## What the task requires
Copy each line of the data below with the word "diamond".

## Data section
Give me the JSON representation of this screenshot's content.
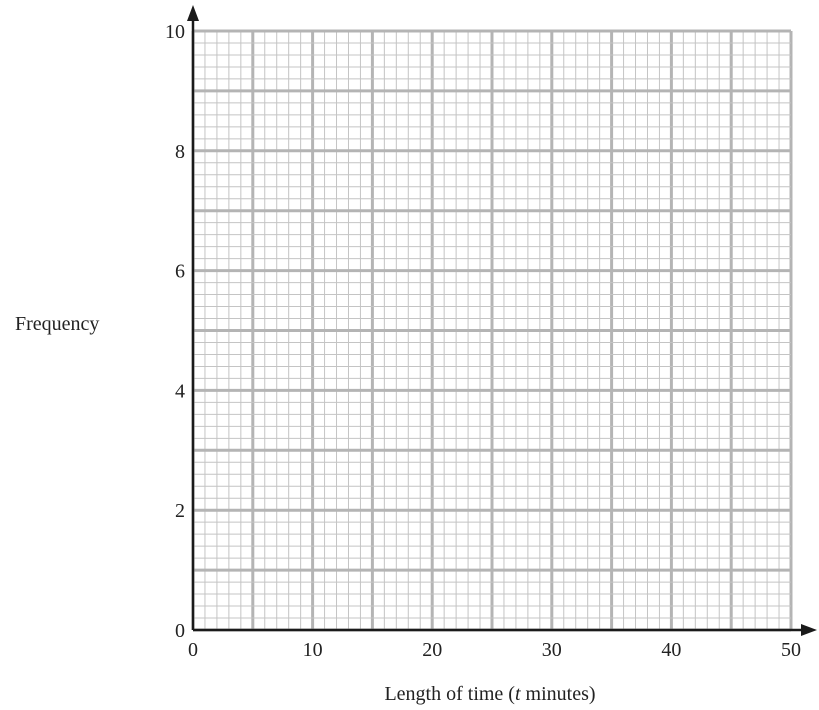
{
  "chart_data": {
    "type": "scatter",
    "title": "",
    "xlabel_parts": [
      "Length of time (",
      "t",
      " minutes)"
    ],
    "ylabel": "Frequency",
    "xlim": [
      0,
      50
    ],
    "ylim": [
      0,
      10
    ],
    "x_ticks": [
      0,
      10,
      20,
      30,
      40,
      50
    ],
    "y_ticks": [
      0,
      2,
      4,
      6,
      8,
      10
    ],
    "grid": "graph paper: minor every 1 x-unit and 0.2 y-units, medium every 5 x-units and 1 y-unit",
    "series": [],
    "colors": {
      "minor_grid": "#c4c4c4",
      "major_grid": "#b4b4b4",
      "axis": "#1a1a1a",
      "text": "#222222"
    }
  }
}
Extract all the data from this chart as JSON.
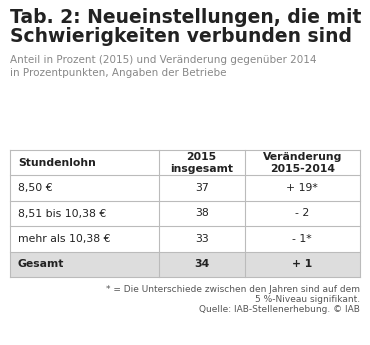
{
  "title_line1": "Tab. 2: Neueinstellungen, die mit",
  "title_line2": "Schwierigkeiten verbunden sind",
  "subtitle": "Anteil in Prozent (2015) und Veränderung gegenüber 2014\nin Prozentpunkten, Angaben der Betriebe",
  "col_headers": [
    "Stundenlohn",
    "2015\ninsgesamt",
    "Veränderung\n2015-2014"
  ],
  "rows": [
    [
      "8,50 €",
      "37",
      "+ 19*"
    ],
    [
      "8,51 bis 10,38 €",
      "38",
      "- 2"
    ],
    [
      "mehr als 10,38 €",
      "33",
      "- 1*"
    ],
    [
      "Gesamt",
      "34",
      "+ 1"
    ]
  ],
  "gesamt_row_index": 3,
  "footnote_line1": "* = Die Unterschiede zwischen den Jahren sind auf dem",
  "footnote_line2": "5 %-Niveau signifikant.",
  "footnote_line3": "Quelle: IAB-Stellenerhebung. © IAB",
  "bg_color": "#ffffff",
  "header_bg": "#ffffff",
  "row_bg": "#ffffff",
  "gesamt_bg": "#dddddd",
  "border_color": "#bbbbbb",
  "title_color": "#222222",
  "subtitle_color": "#888888",
  "text_color": "#222222",
  "footnote_color": "#555555",
  "col_splits": [
    0.425,
    0.67
  ],
  "title_fontsize": 13.5,
  "subtitle_fontsize": 7.5,
  "table_fontsize": 7.8,
  "footnote_fontsize": 6.5
}
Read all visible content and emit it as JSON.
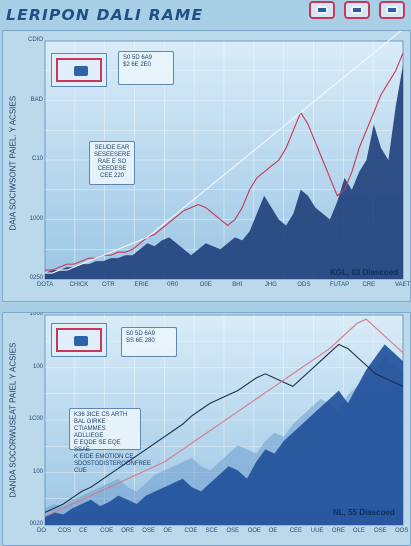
{
  "app": {
    "title": "LERIPON DALI RAME",
    "top_icons": [
      "red-frame-icon",
      "red-frame-icon",
      "red-frame-icon"
    ]
  },
  "panel1": {
    "ylabel": "DAIA SOCIWSONT PAIEL. Y ACSIES",
    "yticks": [
      "CDIO",
      "BAD",
      "C10",
      "1000",
      "0250"
    ],
    "xticks": [
      "DOTA",
      "CHICK",
      "OTR",
      "ERIE",
      "0R0",
      "O0E",
      "BHI",
      "JHG",
      "ODS",
      "FUTAP",
      "CRE",
      "VAET"
    ],
    "card1": "S0 5D 6A9\n$2 6E 2E0",
    "card2": "SEUDE EAR\nSESEESERE\nRAE E SO\nCEEDESE\nCEE 220",
    "note": "KGL, 03 Diascoed",
    "colors": {
      "fill": "#1f3f7a",
      "red": "#c8375a",
      "white": "#f4f8fb"
    },
    "chart_data": {
      "type": "area",
      "x": [
        0,
        1,
        2,
        3,
        4,
        5,
        6,
        7,
        8,
        9,
        10,
        11,
        12,
        13,
        14,
        15,
        16,
        17,
        18,
        19,
        20,
        21,
        22,
        23,
        24,
        25,
        26,
        27,
        28,
        29,
        30,
        31,
        32,
        33,
        34,
        35,
        36,
        37,
        38,
        39,
        40,
        41,
        42,
        43,
        44,
        45,
        46,
        47,
        48,
        49
      ],
      "series": [
        {
          "name": "",
          "role": "fill",
          "values": [
            2,
            3,
            3,
            4,
            4,
            5,
            5,
            6,
            6,
            7,
            7,
            8,
            8,
            10,
            12,
            11,
            13,
            14,
            12,
            10,
            8,
            10,
            12,
            11,
            10,
            12,
            14,
            13,
            16,
            22,
            28,
            24,
            20,
            18,
            22,
            30,
            28,
            24,
            22,
            20,
            26,
            34,
            30,
            36,
            40,
            52,
            44,
            40,
            58,
            72
          ]
        },
        {
          "name": "",
          "role": "red-line",
          "values": [
            3,
            3,
            4,
            5,
            5,
            6,
            7,
            7,
            8,
            8,
            9,
            9,
            10,
            12,
            14,
            15,
            17,
            19,
            21,
            23,
            24,
            25,
            24,
            22,
            20,
            18,
            20,
            24,
            30,
            34,
            36,
            38,
            40,
            44,
            50,
            56,
            52,
            46,
            40,
            34,
            28,
            30,
            36,
            44,
            50,
            56,
            62,
            66,
            70,
            76
          ]
        },
        {
          "name": "",
          "role": "white-line",
          "values": [
            2,
            2,
            3,
            3,
            4,
            5,
            6,
            7,
            8,
            9,
            10,
            11,
            12,
            13,
            14,
            16,
            18,
            20,
            22,
            24,
            26,
            28,
            30,
            32,
            34,
            36,
            38,
            40,
            42,
            44,
            46,
            48,
            50,
            52,
            54,
            56,
            58,
            60,
            62,
            64,
            66,
            68,
            70,
            72,
            74,
            76,
            78,
            80,
            82,
            84
          ]
        }
      ]
    }
  },
  "panel2": {
    "ylabel": "DANDA SOCORWUSEAT PAIEL Y ACSIES",
    "yticks": [
      "1000",
      "100",
      "1C00",
      "100",
      "0020"
    ],
    "xticks": [
      "DO",
      "COS",
      "CE",
      "COE",
      "ORE",
      "OSE",
      "OE",
      "COE",
      "SCE",
      "OSE",
      "OOE",
      "OE",
      "CEE",
      "UUE",
      "ORE",
      "OLE",
      "OSE",
      "OOS"
    ],
    "card1": "S0 5D 6A9\nSS 6E 280",
    "card2": "K36 3ICE CS ARTH BAL GIRKE\nCTIAMMES ADLLIEGE\nE EQDE SE EQE SSAE\nK EIDE EMOTION CE\nSDOSTODISTEROONFREE CUE",
    "note": "NL, 55 Diascoed",
    "colors": {
      "fill_dark": "#1f4f99",
      "fill_light": "#6f9fd0",
      "black": "#1b2f4d",
      "red": "#d47a8a"
    },
    "chart_data": {
      "type": "area",
      "x": [
        0,
        1,
        2,
        3,
        4,
        5,
        6,
        7,
        8,
        9,
        10,
        11,
        12,
        13,
        14,
        15,
        16,
        17,
        18,
        19,
        20,
        21,
        22,
        23,
        24,
        25,
        26,
        27,
        28,
        29,
        30,
        31,
        32,
        33,
        34,
        35,
        36,
        37,
        38,
        39
      ],
      "series": [
        {
          "name": "",
          "role": "fill-light",
          "values": [
            8,
            10,
            9,
            12,
            14,
            16,
            18,
            20,
            22,
            18,
            16,
            20,
            24,
            26,
            28,
            30,
            32,
            28,
            26,
            30,
            34,
            38,
            36,
            34,
            40,
            44,
            42,
            48,
            52,
            56,
            60,
            58,
            54,
            62,
            66,
            70,
            74,
            80,
            76,
            72
          ]
        },
        {
          "name": "",
          "role": "fill-dark",
          "values": [
            4,
            6,
            5,
            8,
            10,
            12,
            9,
            11,
            14,
            12,
            10,
            14,
            16,
            18,
            20,
            22,
            18,
            16,
            20,
            24,
            28,
            26,
            22,
            30,
            36,
            34,
            40,
            44,
            48,
            52,
            56,
            60,
            64,
            58,
            66,
            74,
            80,
            86,
            82,
            78
          ]
        },
        {
          "name": "",
          "role": "black-line",
          "values": [
            6,
            8,
            10,
            13,
            16,
            18,
            21,
            24,
            27,
            30,
            33,
            36,
            39,
            42,
            45,
            48,
            52,
            55,
            58,
            60,
            62,
            64,
            67,
            70,
            72,
            70,
            68,
            66,
            70,
            74,
            78,
            82,
            86,
            84,
            80,
            76,
            72,
            70,
            68,
            66
          ]
        },
        {
          "name": "",
          "role": "red-line",
          "values": [
            4,
            6,
            8,
            10,
            12,
            14,
            16,
            18,
            20,
            22,
            24,
            26,
            28,
            30,
            33,
            36,
            39,
            42,
            45,
            48,
            51,
            54,
            57,
            60,
            63,
            66,
            69,
            72,
            75,
            78,
            81,
            84,
            88,
            92,
            96,
            98,
            94,
            90,
            86,
            82
          ]
        }
      ]
    }
  }
}
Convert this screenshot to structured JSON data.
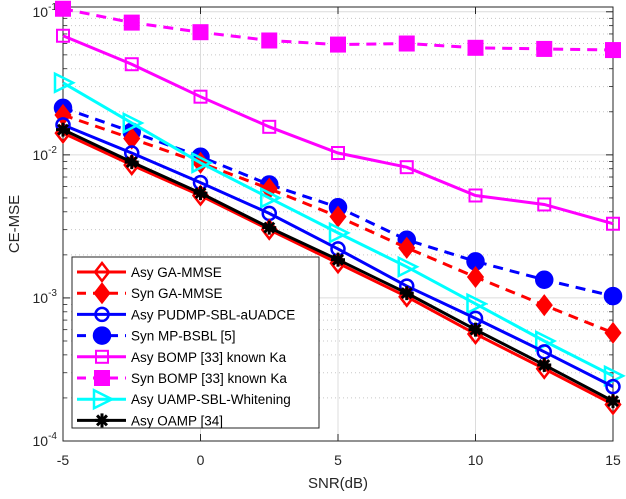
{
  "chart_data": {
    "type": "line",
    "xlabel": "SNR(dB)",
    "ylabel": "CE-MSE",
    "x": [
      -5,
      -2.5,
      0,
      2.5,
      5,
      7.5,
      10,
      12.5,
      15
    ],
    "xlim": [
      -5,
      15
    ],
    "ylim": [
      0.0001,
      0.108
    ],
    "yscale": "log",
    "xticks": [
      -5,
      0,
      5,
      10,
      15
    ],
    "yticks": [
      {
        "base": "10",
        "exp": "-1",
        "value": 0.1
      },
      {
        "base": "10",
        "exp": "-2",
        "value": 0.01
      },
      {
        "base": "10",
        "exp": "-3",
        "value": 0.001
      },
      {
        "base": "10",
        "exp": "-4",
        "value": 0.0001
      }
    ],
    "grid": true,
    "legend_position": "bottom-left",
    "series": [
      {
        "name": "Asy GA-MMSE",
        "color": "#ff0000",
        "dash": false,
        "marker": "diamond-open",
        "values": [
          0.0142,
          0.0085,
          0.0052,
          0.003,
          0.00175,
          0.00102,
          0.00056,
          0.00032,
          0.00018
        ]
      },
      {
        "name": "Syn GA-MMSE",
        "color": "#ff0000",
        "dash": true,
        "marker": "diamond-filled",
        "values": [
          0.019,
          0.013,
          0.0088,
          0.0058,
          0.0037,
          0.00224,
          0.0014,
          0.00089,
          0.00057
        ]
      },
      {
        "name": "Asy PUDMP-SBL-aUADCE",
        "color": "#0000ff",
        "dash": false,
        "marker": "circle-open",
        "values": [
          0.0162,
          0.0103,
          0.0064,
          0.0039,
          0.0022,
          0.00121,
          0.00072,
          0.00042,
          0.00024
        ]
      },
      {
        "name": "Syn MP-BSBL [5]",
        "color": "#0000ff",
        "dash": true,
        "marker": "circle-filled",
        "values": [
          0.0213,
          0.0145,
          0.0097,
          0.0062,
          0.0043,
          0.00255,
          0.0018,
          0.00134,
          0.00103
        ]
      },
      {
        "name": "Asy BOMP [33] known Ka",
        "color": "#ff00ff",
        "dash": false,
        "marker": "square-open",
        "values": [
          0.068,
          0.043,
          0.0255,
          0.0157,
          0.0103,
          0.0082,
          0.0052,
          0.0045,
          0.0033
        ]
      },
      {
        "name": "Syn BOMP [33] known Ka",
        "color": "#ff00ff",
        "dash": true,
        "marker": "square-filled",
        "values": [
          0.105,
          0.084,
          0.072,
          0.063,
          0.059,
          0.06,
          0.056,
          0.055,
          0.054
        ]
      },
      {
        "name": "Asy UAMP-SBL-Whitening",
        "color": "#00ffff",
        "dash": false,
        "marker": "triangle-right-open",
        "values": [
          0.0319,
          0.0167,
          0.0088,
          0.005,
          0.00285,
          0.00165,
          0.00091,
          0.0005,
          0.000285
        ]
      },
      {
        "name": "Asy OAMP [34]",
        "color": "#000000",
        "dash": false,
        "marker": "asterisk",
        "values": [
          0.015,
          0.0089,
          0.0054,
          0.0031,
          0.00185,
          0.00108,
          0.0006,
          0.00034,
          0.00019
        ]
      }
    ]
  }
}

## Full answer
        "marker": "diamond-open",
        "marker": "diamond-filled",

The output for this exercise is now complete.